Exercise: Scan the records below. List lines holding "strawberry".
#####
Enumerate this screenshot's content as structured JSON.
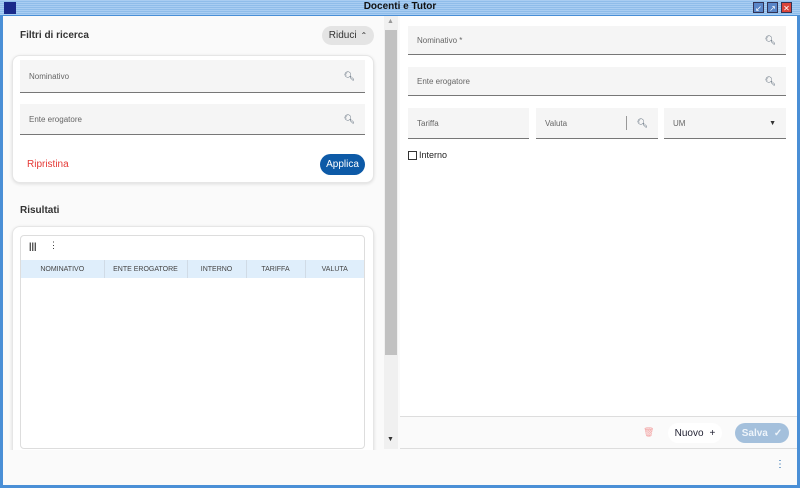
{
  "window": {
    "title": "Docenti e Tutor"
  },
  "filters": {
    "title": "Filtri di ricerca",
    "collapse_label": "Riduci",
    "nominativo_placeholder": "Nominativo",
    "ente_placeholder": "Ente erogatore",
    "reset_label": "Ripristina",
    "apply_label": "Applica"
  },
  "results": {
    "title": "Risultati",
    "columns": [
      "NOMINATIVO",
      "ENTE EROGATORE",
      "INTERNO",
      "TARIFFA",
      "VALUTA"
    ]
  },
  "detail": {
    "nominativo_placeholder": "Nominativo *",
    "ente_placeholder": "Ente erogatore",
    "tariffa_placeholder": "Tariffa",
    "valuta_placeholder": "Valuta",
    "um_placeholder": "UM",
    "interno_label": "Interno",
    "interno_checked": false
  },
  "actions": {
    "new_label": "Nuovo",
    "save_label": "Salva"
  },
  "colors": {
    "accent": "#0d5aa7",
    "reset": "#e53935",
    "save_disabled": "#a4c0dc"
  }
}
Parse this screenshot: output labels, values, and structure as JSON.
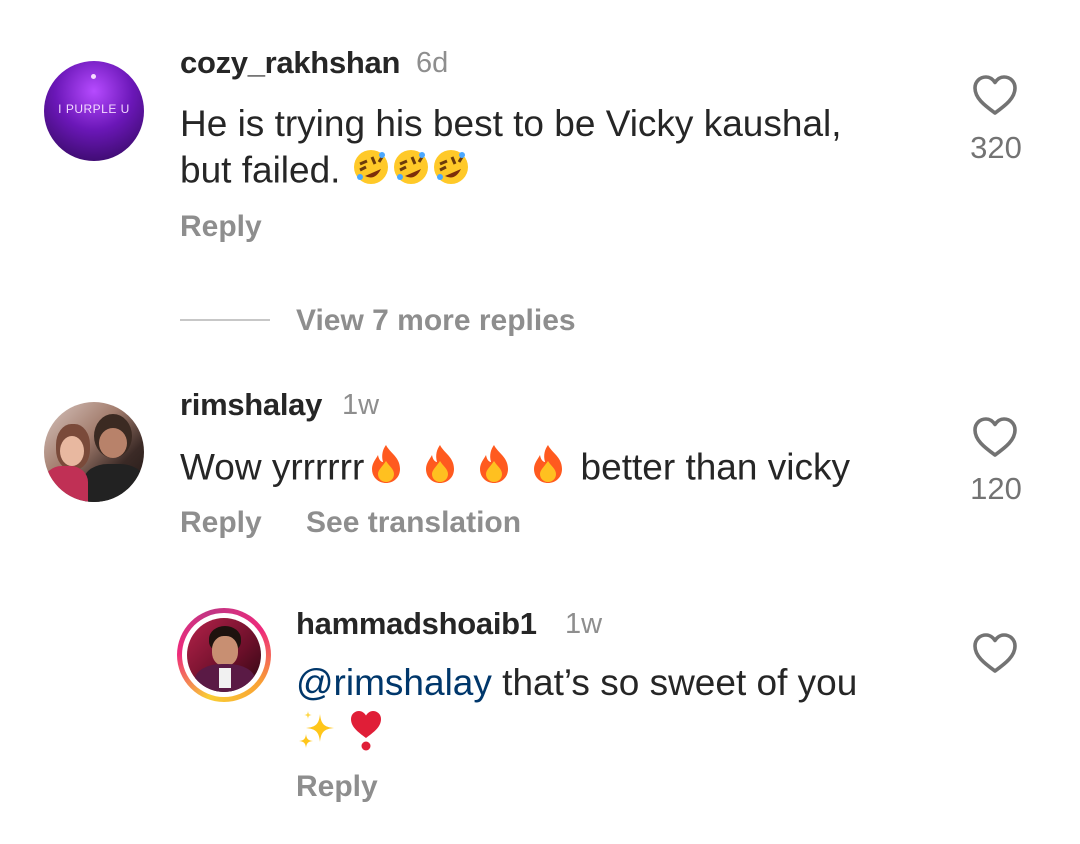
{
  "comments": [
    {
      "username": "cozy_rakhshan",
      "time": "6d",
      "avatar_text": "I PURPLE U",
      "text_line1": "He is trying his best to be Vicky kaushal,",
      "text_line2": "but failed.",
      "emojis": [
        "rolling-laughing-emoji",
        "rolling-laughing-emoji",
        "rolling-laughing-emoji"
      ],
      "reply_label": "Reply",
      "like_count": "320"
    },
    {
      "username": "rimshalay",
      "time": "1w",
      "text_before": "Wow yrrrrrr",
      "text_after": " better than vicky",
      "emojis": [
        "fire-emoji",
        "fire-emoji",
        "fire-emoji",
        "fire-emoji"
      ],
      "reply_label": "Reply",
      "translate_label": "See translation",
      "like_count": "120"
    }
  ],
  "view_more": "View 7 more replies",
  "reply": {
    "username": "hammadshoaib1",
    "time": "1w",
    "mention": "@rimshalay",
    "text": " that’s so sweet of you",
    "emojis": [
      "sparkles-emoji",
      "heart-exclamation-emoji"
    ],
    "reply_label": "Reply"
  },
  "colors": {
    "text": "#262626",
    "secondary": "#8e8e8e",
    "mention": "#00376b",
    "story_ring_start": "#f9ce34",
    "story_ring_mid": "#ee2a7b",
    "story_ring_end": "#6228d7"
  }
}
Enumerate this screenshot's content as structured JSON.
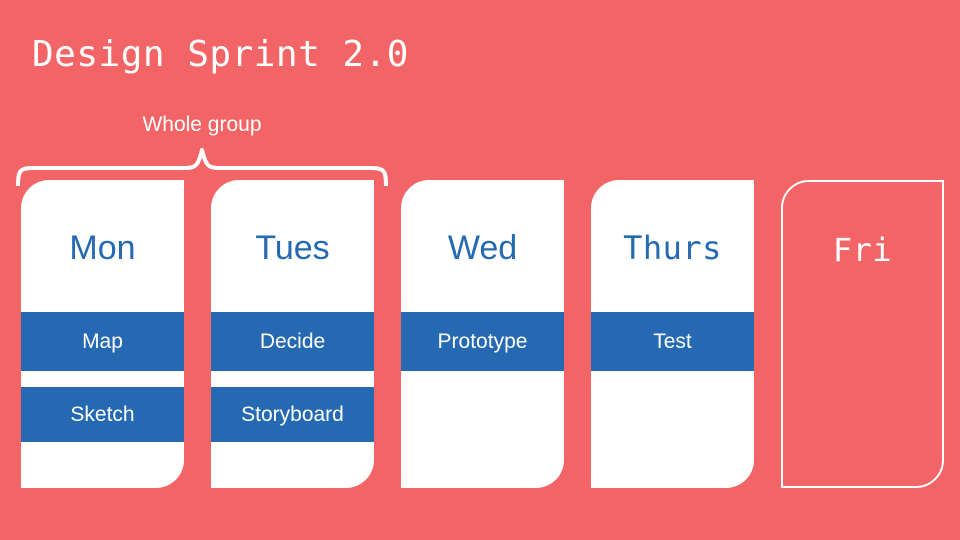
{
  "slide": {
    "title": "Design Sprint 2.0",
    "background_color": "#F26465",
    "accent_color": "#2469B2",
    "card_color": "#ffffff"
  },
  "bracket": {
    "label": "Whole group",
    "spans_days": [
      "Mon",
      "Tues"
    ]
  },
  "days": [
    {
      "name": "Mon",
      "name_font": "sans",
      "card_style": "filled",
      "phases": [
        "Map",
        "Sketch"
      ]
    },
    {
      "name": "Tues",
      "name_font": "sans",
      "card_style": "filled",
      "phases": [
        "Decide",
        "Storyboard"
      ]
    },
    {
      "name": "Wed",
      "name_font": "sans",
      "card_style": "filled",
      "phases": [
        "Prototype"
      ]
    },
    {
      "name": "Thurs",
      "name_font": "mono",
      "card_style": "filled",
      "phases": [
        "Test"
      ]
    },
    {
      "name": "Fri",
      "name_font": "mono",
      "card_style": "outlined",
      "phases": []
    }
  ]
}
#####
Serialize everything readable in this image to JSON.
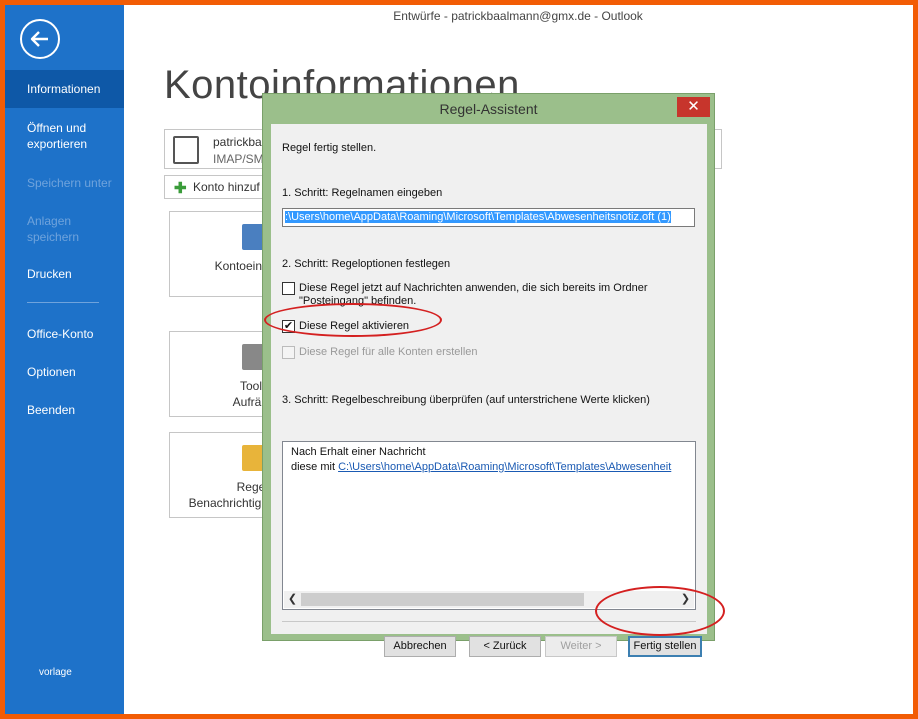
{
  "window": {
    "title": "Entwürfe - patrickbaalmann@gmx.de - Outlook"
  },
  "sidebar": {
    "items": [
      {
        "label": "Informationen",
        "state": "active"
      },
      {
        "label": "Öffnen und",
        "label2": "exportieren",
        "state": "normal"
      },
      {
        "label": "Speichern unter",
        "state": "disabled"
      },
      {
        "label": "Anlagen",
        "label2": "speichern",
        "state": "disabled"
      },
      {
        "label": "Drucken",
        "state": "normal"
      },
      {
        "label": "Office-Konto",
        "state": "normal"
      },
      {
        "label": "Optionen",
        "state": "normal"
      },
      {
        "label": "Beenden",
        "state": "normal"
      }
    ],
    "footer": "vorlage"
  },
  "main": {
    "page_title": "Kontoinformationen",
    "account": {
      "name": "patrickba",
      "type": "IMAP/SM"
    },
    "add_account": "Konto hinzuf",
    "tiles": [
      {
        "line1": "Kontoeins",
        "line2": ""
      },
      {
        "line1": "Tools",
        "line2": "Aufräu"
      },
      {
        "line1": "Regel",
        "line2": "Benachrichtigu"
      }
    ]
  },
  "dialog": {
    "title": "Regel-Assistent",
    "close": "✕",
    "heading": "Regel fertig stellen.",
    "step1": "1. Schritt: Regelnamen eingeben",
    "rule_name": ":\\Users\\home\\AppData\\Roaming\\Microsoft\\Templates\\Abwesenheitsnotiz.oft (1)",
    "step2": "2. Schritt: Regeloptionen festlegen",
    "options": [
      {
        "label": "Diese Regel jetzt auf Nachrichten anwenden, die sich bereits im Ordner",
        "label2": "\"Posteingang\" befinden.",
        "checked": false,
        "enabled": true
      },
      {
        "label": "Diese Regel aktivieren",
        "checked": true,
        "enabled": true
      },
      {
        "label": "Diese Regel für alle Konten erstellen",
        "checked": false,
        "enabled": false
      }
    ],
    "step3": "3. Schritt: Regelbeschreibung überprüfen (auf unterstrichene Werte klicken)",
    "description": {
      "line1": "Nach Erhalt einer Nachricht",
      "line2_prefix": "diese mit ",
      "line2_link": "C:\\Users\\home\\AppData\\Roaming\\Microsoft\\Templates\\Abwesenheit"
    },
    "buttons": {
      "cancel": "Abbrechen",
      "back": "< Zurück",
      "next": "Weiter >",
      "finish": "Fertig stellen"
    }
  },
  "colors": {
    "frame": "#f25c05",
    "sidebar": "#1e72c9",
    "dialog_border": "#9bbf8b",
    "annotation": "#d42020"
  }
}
#####
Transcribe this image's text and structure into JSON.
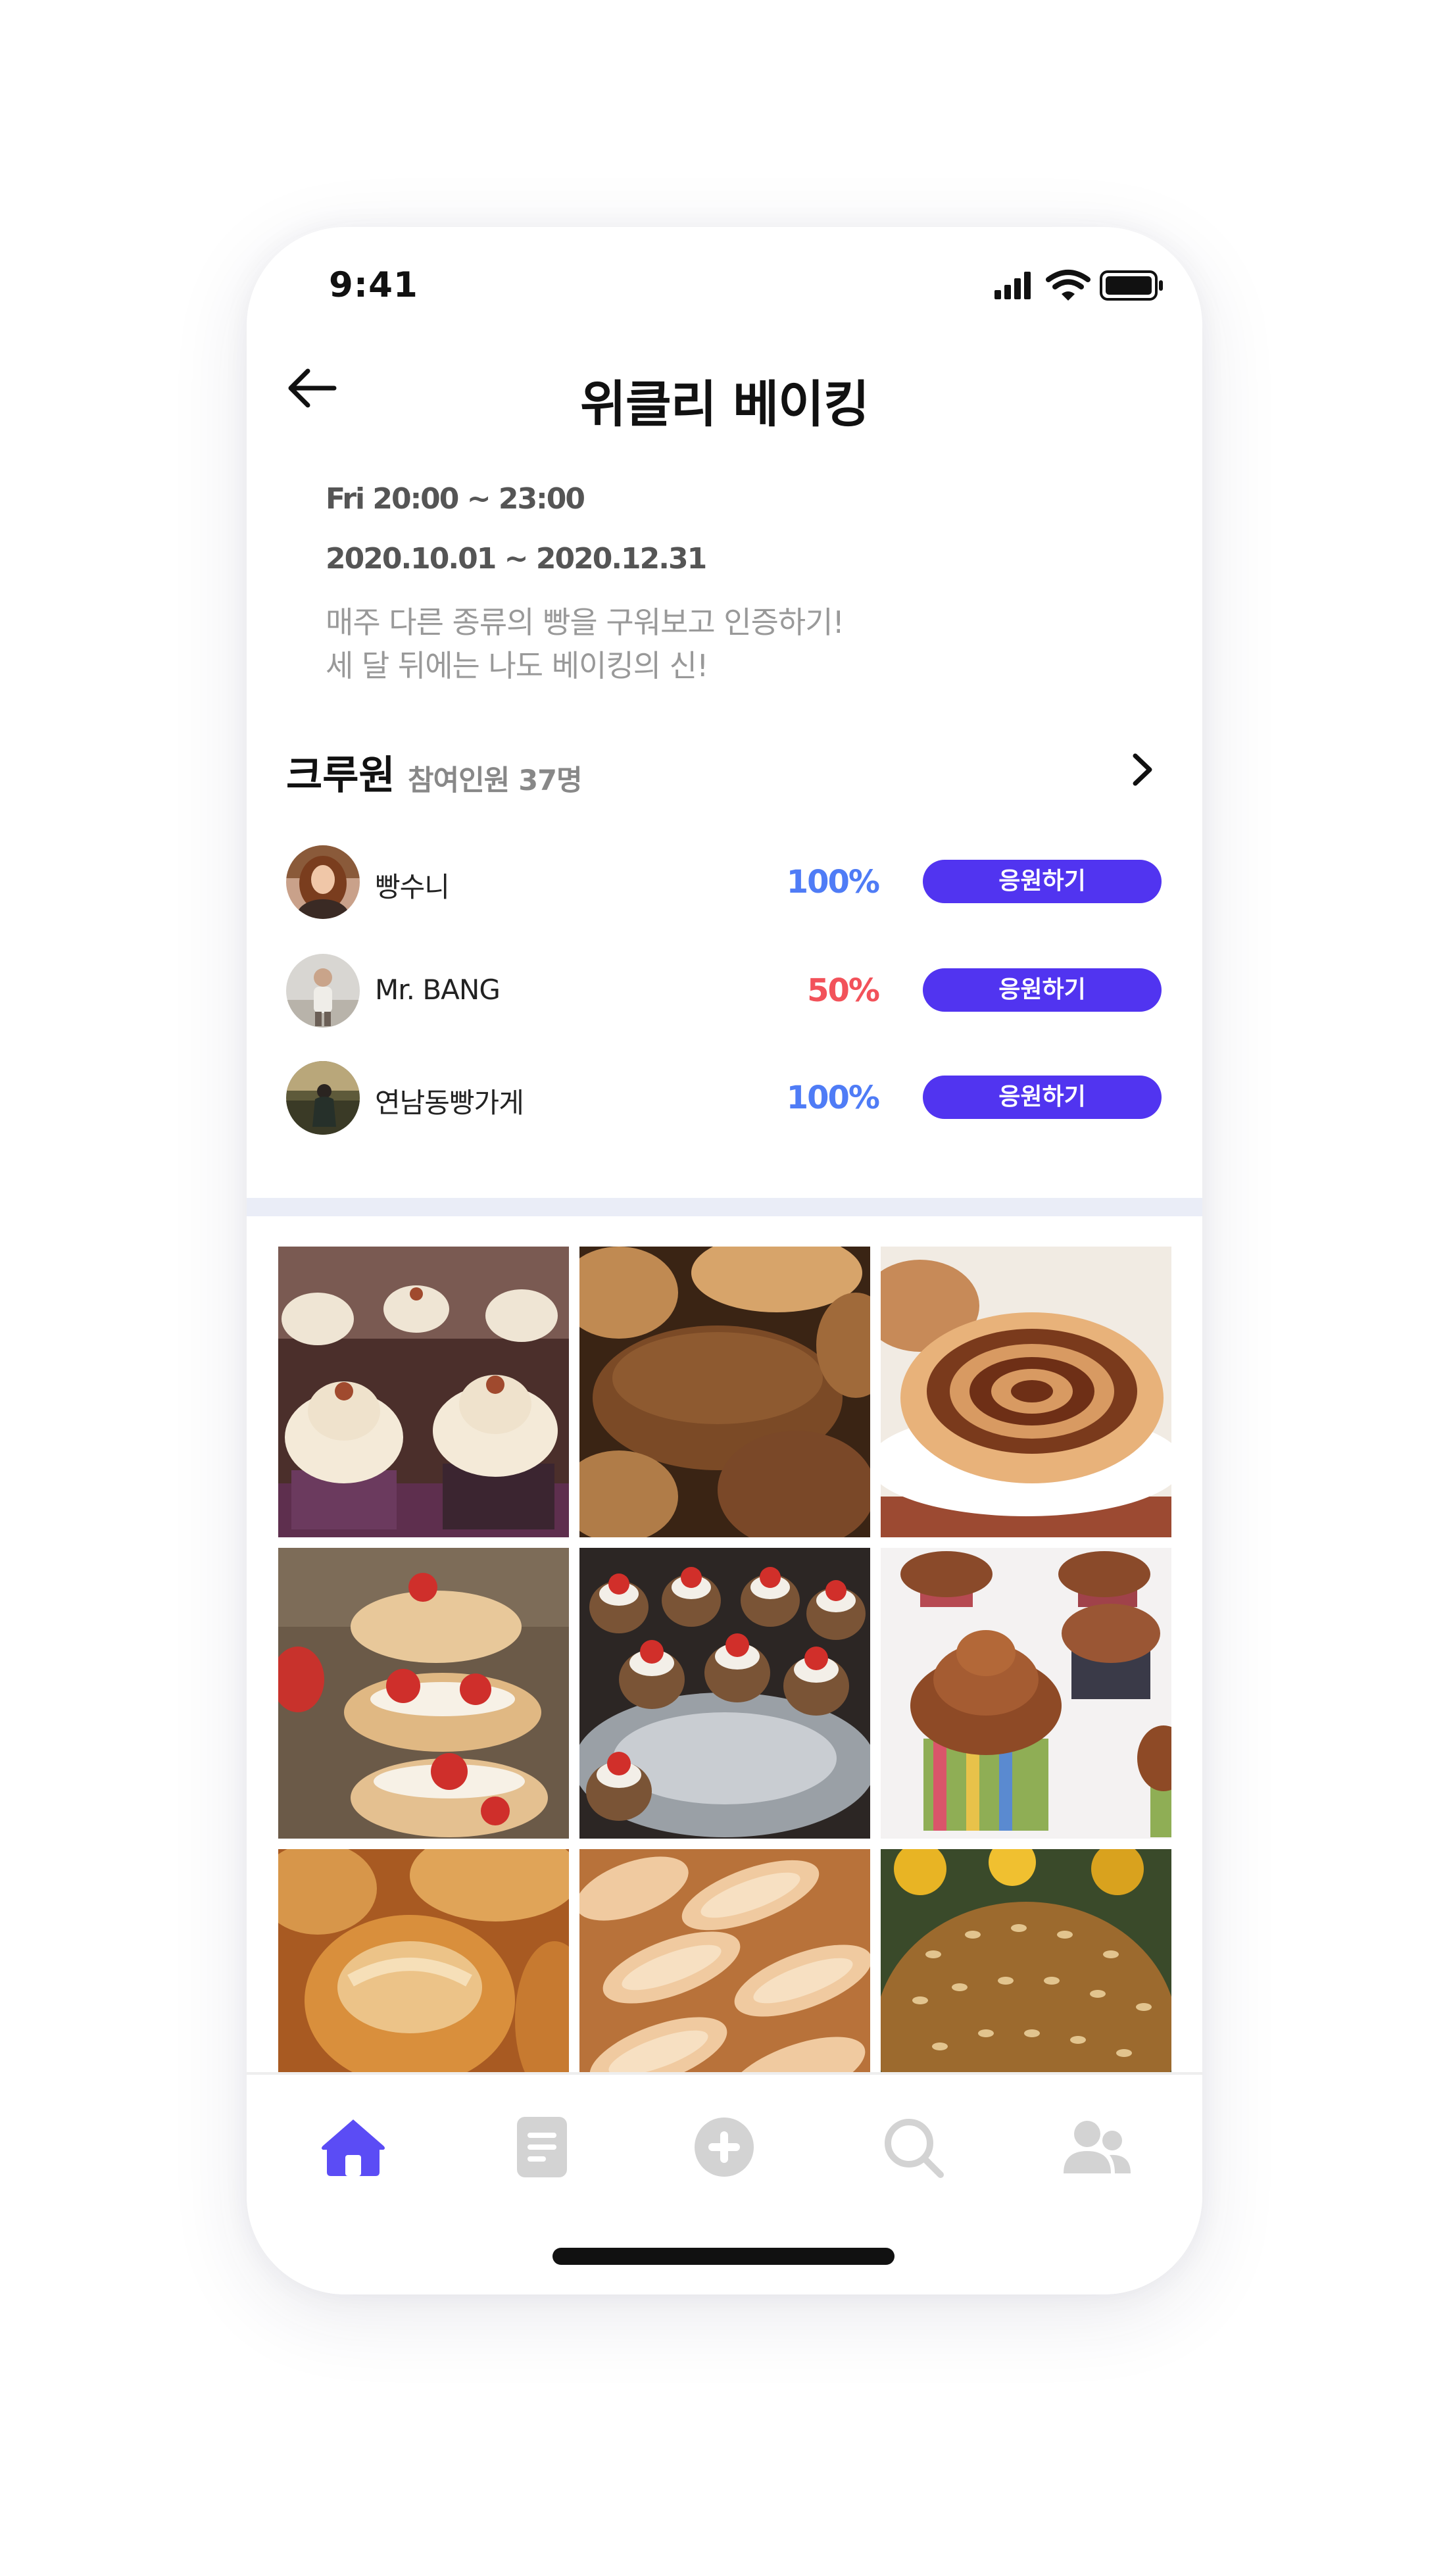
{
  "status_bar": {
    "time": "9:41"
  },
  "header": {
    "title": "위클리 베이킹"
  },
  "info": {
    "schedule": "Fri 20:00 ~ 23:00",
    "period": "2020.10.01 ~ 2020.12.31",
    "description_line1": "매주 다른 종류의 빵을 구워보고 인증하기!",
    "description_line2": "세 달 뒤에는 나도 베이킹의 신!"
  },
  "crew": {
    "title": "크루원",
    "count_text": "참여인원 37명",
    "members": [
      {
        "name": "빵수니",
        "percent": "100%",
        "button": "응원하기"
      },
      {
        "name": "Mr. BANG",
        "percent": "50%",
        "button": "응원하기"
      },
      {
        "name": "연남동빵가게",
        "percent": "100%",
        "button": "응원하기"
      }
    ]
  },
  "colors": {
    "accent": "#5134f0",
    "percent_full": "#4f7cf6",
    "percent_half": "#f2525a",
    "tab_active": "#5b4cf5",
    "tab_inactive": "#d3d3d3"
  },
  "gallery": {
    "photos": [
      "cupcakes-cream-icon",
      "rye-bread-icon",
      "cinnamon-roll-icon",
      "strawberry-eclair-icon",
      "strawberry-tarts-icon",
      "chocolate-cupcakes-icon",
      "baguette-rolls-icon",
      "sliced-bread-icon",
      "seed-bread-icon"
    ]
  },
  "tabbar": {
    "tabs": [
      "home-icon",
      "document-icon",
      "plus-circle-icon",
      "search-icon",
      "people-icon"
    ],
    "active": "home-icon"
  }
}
#####
Task result:
      "strawberry-eclair-icon",
      "strawberry-tarts-icon",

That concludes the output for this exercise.